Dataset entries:
+++
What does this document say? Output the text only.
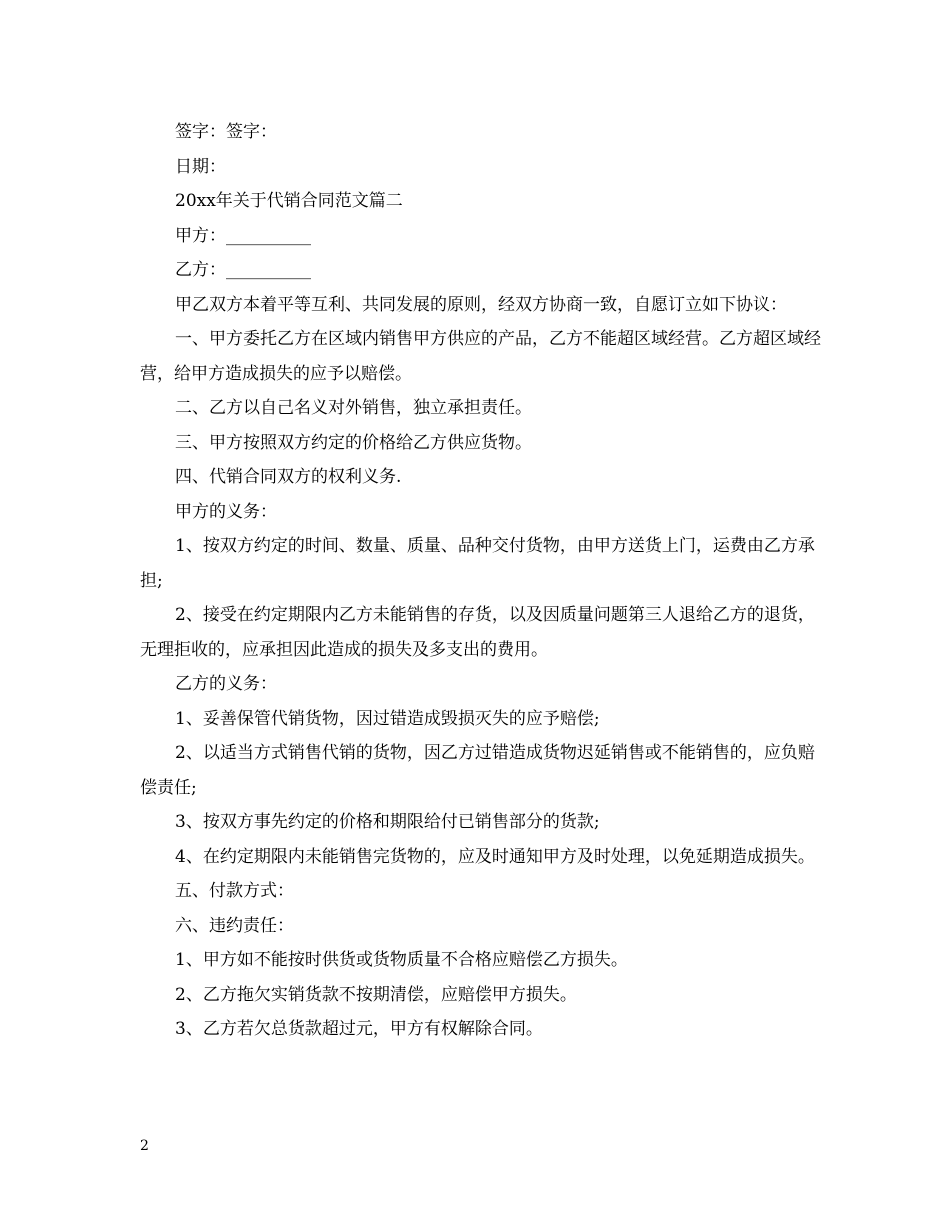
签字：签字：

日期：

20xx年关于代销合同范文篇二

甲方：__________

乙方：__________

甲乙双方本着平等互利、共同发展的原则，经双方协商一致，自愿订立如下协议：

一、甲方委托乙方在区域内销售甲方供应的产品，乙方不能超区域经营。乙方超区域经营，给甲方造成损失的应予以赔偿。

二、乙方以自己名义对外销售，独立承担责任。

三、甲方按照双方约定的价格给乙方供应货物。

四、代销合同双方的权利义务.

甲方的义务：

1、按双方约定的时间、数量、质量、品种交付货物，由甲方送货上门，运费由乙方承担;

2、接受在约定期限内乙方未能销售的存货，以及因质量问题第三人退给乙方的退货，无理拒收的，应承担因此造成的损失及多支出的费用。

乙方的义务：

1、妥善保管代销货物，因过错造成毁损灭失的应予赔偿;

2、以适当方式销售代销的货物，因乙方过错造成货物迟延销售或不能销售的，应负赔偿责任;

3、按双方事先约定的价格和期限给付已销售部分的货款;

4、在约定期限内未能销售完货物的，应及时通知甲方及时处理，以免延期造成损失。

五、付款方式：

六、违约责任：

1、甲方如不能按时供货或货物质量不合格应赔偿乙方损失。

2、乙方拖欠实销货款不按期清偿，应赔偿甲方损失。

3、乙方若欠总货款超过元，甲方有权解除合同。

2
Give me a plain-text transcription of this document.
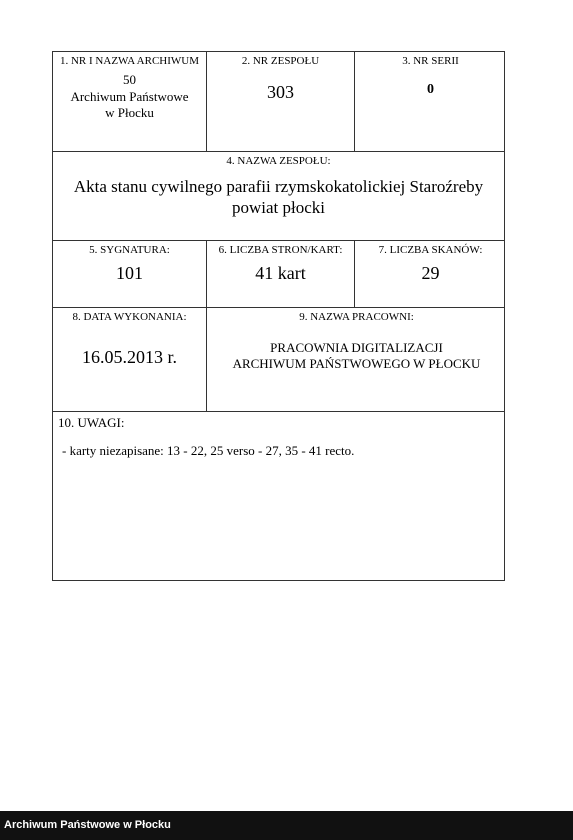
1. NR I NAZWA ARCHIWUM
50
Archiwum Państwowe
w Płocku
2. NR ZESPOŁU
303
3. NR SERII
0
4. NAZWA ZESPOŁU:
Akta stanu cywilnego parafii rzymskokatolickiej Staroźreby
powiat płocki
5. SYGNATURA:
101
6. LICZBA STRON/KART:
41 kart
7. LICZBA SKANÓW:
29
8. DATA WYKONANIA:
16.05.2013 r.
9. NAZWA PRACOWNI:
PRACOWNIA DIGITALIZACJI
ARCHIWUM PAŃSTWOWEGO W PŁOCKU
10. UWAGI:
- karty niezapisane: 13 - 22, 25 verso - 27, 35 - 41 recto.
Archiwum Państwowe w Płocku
+++
What the task requires:
Find the lines with the string "text" and reproduce them.

Worked answer:
What does this document say? Output the text only.
Give me a plain-text transcription of this document.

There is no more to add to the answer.